**The task**
Gather each line in the entries that includes the string "Russia".

**Supplied data**
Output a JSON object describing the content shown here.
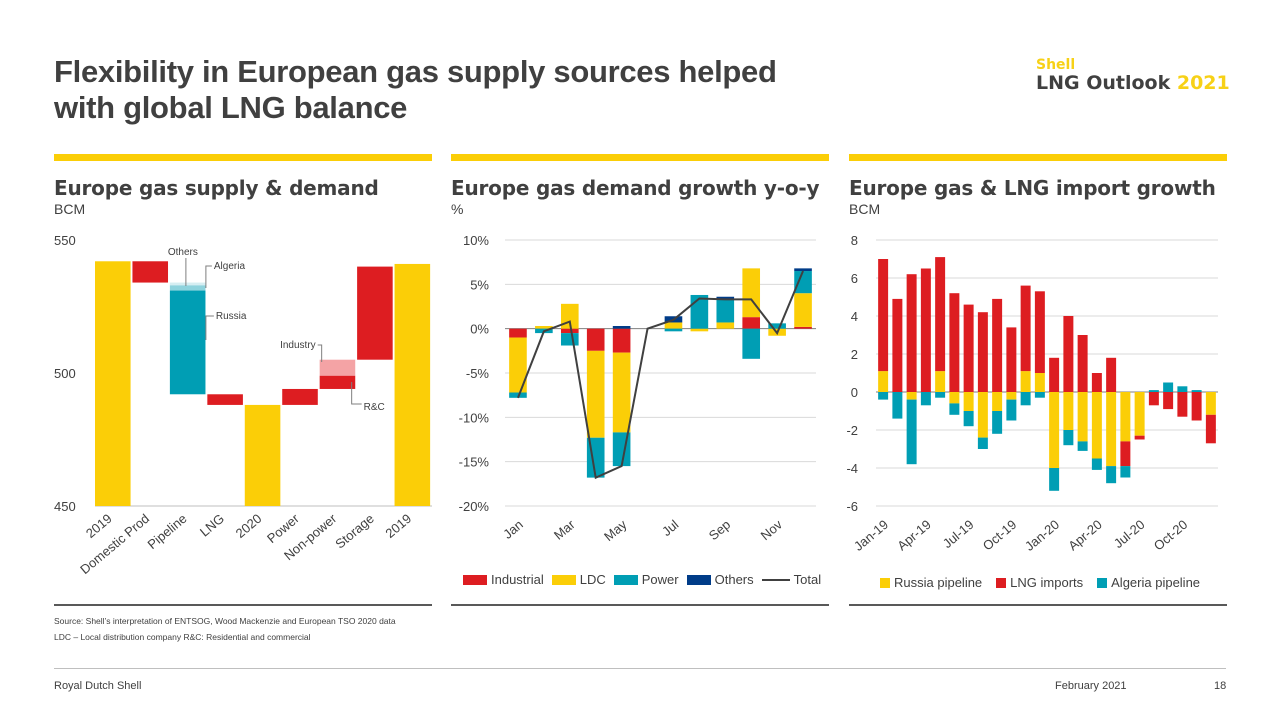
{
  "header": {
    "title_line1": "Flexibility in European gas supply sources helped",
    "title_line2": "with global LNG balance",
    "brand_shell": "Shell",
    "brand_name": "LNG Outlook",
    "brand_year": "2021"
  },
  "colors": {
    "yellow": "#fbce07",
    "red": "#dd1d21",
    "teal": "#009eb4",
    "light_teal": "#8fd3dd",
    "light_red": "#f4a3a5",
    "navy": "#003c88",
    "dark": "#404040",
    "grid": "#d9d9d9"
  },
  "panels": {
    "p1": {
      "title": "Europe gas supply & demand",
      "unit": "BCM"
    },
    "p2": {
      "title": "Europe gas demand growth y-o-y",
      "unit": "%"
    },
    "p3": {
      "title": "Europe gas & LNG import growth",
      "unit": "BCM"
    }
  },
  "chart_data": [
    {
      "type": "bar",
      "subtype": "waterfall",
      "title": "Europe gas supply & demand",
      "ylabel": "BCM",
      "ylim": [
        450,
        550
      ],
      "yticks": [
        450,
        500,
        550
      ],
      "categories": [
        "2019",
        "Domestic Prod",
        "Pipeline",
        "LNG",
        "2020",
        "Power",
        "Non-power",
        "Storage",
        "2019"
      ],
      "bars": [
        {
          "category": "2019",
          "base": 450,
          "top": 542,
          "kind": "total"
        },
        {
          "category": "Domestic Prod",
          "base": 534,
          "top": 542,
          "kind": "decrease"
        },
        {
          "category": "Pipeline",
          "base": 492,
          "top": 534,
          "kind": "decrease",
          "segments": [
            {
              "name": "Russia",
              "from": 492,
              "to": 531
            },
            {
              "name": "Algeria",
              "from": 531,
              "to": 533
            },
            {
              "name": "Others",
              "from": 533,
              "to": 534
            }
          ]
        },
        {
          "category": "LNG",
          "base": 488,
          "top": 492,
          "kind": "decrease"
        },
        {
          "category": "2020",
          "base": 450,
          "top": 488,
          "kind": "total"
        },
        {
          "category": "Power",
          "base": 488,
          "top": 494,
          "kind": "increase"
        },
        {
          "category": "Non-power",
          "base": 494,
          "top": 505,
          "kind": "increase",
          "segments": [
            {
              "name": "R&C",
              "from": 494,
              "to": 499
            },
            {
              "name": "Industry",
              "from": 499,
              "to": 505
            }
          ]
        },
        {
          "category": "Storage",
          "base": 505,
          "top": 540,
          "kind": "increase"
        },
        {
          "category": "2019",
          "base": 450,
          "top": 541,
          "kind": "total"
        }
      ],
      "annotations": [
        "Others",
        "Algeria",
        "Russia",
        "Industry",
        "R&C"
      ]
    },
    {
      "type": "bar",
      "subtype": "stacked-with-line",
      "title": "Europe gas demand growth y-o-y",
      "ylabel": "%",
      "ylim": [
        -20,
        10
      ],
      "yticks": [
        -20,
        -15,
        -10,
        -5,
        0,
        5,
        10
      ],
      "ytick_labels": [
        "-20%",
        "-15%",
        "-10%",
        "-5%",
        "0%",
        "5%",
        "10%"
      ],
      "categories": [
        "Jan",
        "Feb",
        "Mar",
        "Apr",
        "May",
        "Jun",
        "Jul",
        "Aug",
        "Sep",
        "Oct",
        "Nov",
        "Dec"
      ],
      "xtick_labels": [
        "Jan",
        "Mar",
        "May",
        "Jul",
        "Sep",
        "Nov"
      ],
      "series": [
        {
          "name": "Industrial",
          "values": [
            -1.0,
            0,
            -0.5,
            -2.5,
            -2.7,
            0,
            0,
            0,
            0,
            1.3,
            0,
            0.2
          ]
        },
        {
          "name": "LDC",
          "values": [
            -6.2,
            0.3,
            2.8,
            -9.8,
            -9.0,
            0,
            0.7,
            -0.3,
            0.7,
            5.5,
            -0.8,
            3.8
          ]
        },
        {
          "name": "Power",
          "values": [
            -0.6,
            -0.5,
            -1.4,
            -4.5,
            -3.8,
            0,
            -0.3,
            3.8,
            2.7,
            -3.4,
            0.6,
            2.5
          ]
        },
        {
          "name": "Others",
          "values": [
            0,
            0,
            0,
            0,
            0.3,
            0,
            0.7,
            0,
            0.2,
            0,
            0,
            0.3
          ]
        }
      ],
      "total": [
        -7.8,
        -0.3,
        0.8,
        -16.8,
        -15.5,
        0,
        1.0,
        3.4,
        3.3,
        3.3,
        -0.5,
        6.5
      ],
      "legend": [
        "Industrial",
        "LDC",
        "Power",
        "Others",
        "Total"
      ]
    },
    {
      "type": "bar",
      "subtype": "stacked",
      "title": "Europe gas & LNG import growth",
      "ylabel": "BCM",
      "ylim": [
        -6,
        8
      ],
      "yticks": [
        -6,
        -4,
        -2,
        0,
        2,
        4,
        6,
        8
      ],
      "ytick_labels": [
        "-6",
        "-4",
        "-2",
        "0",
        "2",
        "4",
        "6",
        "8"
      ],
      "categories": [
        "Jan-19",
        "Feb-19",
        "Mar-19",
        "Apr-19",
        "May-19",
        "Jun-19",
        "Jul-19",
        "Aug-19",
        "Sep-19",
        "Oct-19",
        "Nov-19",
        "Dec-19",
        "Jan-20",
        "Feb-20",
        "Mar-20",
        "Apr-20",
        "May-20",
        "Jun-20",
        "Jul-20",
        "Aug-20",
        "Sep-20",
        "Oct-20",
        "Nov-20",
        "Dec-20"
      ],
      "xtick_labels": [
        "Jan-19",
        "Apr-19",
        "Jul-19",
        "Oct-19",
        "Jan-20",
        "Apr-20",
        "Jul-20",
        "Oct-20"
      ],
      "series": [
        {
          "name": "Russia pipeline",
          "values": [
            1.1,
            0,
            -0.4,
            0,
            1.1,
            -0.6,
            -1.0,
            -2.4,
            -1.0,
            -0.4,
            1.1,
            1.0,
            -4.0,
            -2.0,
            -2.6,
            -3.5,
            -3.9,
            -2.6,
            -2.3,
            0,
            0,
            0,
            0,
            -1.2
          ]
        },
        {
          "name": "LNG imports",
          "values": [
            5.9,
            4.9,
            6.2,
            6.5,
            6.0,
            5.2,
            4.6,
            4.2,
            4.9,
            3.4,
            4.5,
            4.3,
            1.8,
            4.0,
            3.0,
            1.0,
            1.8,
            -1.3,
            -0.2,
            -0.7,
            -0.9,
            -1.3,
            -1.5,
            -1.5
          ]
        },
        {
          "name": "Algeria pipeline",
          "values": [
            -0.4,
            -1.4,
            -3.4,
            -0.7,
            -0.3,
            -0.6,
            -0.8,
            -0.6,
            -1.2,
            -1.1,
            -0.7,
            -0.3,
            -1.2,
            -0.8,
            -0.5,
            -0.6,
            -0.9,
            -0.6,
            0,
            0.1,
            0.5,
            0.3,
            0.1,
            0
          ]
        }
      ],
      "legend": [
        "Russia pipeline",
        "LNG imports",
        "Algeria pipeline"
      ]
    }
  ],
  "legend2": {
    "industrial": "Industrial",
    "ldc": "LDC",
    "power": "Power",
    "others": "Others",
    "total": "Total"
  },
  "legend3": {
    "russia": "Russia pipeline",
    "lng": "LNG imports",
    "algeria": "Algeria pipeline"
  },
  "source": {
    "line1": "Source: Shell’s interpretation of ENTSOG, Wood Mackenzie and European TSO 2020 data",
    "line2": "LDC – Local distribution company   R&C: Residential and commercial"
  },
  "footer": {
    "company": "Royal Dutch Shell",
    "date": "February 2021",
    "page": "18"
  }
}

**Complete answer**
              "name": "Russia",
        "Russia",
          "name": "Russia pipeline",
        "Russia pipeline",
    "russia": "Russia pipeline",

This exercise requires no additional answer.